**THE RECORDS**
● ● ● ● ●

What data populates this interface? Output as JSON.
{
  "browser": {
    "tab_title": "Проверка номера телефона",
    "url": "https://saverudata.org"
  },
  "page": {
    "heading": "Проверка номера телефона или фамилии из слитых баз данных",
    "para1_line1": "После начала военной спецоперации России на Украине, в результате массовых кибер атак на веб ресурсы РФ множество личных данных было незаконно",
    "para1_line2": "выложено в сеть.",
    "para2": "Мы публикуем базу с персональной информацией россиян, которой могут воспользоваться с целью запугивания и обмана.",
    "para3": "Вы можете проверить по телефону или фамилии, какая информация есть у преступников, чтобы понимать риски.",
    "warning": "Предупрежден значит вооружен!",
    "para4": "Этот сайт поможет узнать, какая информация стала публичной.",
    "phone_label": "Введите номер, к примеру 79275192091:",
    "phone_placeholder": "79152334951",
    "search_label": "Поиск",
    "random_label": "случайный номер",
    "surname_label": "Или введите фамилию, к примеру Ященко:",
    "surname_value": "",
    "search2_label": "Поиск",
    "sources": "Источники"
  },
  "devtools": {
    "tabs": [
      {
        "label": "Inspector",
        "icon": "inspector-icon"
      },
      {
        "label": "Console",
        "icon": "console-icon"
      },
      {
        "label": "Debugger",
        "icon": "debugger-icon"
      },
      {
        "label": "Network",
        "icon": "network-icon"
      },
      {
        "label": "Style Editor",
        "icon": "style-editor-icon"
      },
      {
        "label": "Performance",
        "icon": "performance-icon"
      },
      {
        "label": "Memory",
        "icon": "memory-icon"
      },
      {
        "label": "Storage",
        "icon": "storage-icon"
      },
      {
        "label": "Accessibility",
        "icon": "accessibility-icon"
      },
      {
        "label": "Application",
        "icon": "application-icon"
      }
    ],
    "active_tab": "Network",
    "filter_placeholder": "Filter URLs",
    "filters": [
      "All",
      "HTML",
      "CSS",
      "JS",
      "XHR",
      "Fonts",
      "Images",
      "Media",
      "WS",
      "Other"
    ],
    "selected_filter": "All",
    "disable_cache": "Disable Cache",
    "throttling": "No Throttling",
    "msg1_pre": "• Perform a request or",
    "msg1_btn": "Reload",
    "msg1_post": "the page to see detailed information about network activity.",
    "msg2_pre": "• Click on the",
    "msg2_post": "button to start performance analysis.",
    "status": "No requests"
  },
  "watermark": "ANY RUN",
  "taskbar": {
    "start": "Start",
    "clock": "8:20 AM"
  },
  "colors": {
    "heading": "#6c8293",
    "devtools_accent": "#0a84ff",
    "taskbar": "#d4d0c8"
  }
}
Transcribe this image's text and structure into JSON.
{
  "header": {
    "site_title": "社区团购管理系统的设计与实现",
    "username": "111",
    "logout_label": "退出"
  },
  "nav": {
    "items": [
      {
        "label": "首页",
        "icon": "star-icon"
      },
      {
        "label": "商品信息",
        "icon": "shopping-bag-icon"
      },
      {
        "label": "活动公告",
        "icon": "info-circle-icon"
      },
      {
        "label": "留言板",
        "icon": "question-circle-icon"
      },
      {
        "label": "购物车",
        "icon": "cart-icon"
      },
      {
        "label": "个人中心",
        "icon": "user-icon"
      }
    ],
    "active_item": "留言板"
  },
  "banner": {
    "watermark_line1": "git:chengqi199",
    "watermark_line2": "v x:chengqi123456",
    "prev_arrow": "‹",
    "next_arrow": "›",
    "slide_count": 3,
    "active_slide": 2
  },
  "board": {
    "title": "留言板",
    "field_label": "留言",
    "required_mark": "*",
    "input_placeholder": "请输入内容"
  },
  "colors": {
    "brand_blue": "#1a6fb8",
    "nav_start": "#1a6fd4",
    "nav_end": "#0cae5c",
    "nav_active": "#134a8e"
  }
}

● ● ● ● ●

**TO DO**
Reproduce the records word for word.

**WRITTEN RESPONSE**
What data populates this interface? Output as JSON.
{
  "browser": {
    "tab_title": "Проверка номера телефона",
    "url": "https://saverudata.org"
  },
  "page": {
    "heading": "Проверка номера телефона или фамилии из слитых баз данных",
    "para1_line1": "После начала военной спецоперации России на Украине, в результате массовых кибер атак на веб ресурсы РФ множество личных данных было незаконно",
    "para1_line2": "выложено в сеть.",
    "para2": "Мы публикуем базу с персональной информацией россиян, которой могут воспользоваться с целью запугивания и обмана.",
    "para3": "Вы можете проверить по телефону или фамилии, какая информация есть у преступников, чтобы понимать риски.",
    "warning": "Предупрежден значит вооружен!",
    "para4": "Этот сайт поможет узнать, какая информация стала публичной.",
    "phone_label": "Введите номер, к примеру 79275192091:",
    "phone_placeholder": "79152334951",
    "search_label": "Поиск",
    "random_label": "случайный номер",
    "surname_label": "Или введите фамилию, к примеру Ященко:",
    "surname_value": "",
    "search2_label": "Поиск",
    "sources": "Источники"
  },
  "devtools": {
    "tabs": [
      {
        "label": "Inspector",
        "icon": "inspector-icon"
      },
      {
        "label": "Console",
        "icon": "console-icon"
      },
      {
        "label": "Debugger",
        "icon": "debugger-icon"
      },
      {
        "label": "Network",
        "icon": "network-icon"
      },
      {
        "label": "Style Editor",
        "icon": "style-editor-icon"
      },
      {
        "label": "Performance",
        "icon": "performance-icon"
      },
      {
        "label": "Memory",
        "icon": "memory-icon"
      },
      {
        "label": "Storage",
        "icon": "storage-icon"
      },
      {
        "label": "Accessibility",
        "icon": "accessibility-icon"
      },
      {
        "label": "Application",
        "icon": "application-icon"
      }
    ],
    "active_tab": "Network",
    "filter_placeholder": "Filter URLs",
    "filters": [
      "All",
      "HTML",
      "CSS",
      "JS",
      "XHR",
      "Fonts",
      "Images",
      "Media",
      "WS",
      "Other"
    ],
    "selected_filter": "All",
    "disable_cache": "Disable Cache",
    "throttling": "No Throttling",
    "msg1_pre": "• Perform a request or",
    "msg1_btn": "Reload",
    "msg1_post": "the page to see detailed information about network activity.",
    "msg2_pre": "• Click on the",
    "msg2_post": "button to start performance analysis.",
    "status": "No requests"
  },
  "watermark": "ANY RUN",
  "taskbar": {
    "start": "Start",
    "clock": "8:20 AM"
  },
  "colors": {
    "heading": "#6c8293",
    "devtools_accent": "#0a84ff",
    "taskbar": "#d4d0c8"
  }
}
Transcribe this image's text and structure into JSON.
{
  "header": {
    "site_title": "社区团购管理系统的设计与实现",
    "username": "111",
    "logout_label": "退出"
  },
  "nav": {
    "items": [
      {
        "label": "首页",
        "icon": "star-icon"
      },
      {
        "label": "商品信息",
        "icon": "shopping-bag-icon"
      },
      {
        "label": "活动公告",
        "icon": "info-circle-icon"
      },
      {
        "label": "留言板",
        "icon": "question-circle-icon"
      },
      {
        "label": "购物车",
        "icon": "cart-icon"
      },
      {
        "label": "个人中心",
        "icon": "user-icon"
      }
    ],
    "active_item": "留言板"
  },
  "banner": {
    "watermark_line1": "git:chengqi199",
    "watermark_line2": "v x:chengqi123456",
    "prev_arrow": "‹",
    "next_arrow": "›",
    "slide_count": 3,
    "active_slide": 2
  },
  "board": {
    "title": "留言板",
    "field_label": "留言",
    "required_mark": "*",
    "input_placeholder": "请输入内容"
  },
  "colors": {
    "brand_blue": "#1a6fb8",
    "nav_start": "#1a6fd4",
    "nav_end": "#0cae5c",
    "nav_active": "#134a8e"
  }
}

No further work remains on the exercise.